-- Start Entries --

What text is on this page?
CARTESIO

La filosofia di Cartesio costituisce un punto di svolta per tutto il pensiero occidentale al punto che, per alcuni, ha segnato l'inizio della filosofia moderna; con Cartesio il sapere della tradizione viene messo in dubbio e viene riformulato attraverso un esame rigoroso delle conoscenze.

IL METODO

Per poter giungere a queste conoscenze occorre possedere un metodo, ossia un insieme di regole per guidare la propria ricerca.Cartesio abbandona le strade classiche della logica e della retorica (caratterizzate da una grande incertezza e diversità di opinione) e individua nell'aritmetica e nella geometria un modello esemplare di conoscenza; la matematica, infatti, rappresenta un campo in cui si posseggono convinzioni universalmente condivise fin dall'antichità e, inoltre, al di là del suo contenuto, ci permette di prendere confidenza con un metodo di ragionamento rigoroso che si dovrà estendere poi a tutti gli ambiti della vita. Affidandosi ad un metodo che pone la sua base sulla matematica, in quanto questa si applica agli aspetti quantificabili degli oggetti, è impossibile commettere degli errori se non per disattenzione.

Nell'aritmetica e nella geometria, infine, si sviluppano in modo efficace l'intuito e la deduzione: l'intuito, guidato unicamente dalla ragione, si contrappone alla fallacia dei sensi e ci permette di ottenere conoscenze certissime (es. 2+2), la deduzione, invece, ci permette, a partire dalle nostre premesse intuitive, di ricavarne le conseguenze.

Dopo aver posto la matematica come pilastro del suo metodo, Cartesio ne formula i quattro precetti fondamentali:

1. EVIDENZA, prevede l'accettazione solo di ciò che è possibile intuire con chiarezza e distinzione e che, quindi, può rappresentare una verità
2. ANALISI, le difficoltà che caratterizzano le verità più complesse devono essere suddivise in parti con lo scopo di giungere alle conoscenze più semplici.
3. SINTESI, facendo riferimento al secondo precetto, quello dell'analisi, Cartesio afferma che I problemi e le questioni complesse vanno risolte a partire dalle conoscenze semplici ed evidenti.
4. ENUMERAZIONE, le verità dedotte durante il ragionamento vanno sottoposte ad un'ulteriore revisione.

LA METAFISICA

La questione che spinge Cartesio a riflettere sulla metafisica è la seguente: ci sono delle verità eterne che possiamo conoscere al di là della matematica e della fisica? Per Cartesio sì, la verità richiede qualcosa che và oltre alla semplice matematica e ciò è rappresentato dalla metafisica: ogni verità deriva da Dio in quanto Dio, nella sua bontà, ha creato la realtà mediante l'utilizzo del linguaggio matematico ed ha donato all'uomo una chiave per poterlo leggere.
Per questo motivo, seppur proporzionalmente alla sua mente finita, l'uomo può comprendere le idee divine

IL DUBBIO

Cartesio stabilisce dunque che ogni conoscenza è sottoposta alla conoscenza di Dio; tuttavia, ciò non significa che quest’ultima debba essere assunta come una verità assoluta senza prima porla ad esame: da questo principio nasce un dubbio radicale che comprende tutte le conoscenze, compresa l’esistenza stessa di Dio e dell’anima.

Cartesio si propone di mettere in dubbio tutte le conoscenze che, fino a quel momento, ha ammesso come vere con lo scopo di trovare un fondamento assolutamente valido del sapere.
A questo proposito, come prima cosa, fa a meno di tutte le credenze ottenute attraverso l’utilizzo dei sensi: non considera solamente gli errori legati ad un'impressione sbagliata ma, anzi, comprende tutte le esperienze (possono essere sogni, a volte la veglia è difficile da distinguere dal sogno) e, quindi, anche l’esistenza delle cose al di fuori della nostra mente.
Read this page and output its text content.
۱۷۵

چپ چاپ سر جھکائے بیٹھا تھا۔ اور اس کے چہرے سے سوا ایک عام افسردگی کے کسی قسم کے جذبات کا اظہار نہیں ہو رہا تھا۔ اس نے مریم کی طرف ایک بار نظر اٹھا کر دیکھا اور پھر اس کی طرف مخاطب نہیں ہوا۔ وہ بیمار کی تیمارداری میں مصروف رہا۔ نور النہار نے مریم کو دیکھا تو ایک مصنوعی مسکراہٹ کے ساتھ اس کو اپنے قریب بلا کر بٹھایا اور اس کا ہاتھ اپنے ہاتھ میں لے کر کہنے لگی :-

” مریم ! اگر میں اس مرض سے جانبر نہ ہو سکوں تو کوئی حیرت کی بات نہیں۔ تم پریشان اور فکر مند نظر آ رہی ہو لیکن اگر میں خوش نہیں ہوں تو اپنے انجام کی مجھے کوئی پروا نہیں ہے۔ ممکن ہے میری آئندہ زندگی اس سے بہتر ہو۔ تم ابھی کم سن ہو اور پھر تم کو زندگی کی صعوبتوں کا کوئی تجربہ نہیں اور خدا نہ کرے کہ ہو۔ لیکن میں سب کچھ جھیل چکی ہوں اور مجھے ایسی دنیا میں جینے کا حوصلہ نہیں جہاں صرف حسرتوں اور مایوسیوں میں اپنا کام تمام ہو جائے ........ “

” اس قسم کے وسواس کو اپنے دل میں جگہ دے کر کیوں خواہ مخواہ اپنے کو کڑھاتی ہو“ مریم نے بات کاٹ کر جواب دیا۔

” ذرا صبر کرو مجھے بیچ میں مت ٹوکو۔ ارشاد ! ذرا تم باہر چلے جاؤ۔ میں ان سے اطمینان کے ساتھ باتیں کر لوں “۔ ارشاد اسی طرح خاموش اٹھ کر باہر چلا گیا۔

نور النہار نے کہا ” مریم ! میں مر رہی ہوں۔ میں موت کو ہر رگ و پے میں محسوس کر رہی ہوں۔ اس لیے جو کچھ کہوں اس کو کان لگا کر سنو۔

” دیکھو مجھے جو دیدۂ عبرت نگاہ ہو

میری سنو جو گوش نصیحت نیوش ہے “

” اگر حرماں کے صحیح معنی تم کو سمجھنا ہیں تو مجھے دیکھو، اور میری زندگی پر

-- End Entries --

§ Objective:
Search the lines for the string "complesse" and copy every line that has it.

§ Task solution:
2. ANALISI, le difficoltà che caratterizzano le verità più complesse devono essere suddivise in parti con lo scopo di giungere alle conoscenze più semplici.
3. SINTESI, facendo riferimento al secondo precetto, quello dell'analisi, Cartesio afferma che I problemi e le questioni complesse vanno risolte a partire dalle conoscenze semplici ed evidenti.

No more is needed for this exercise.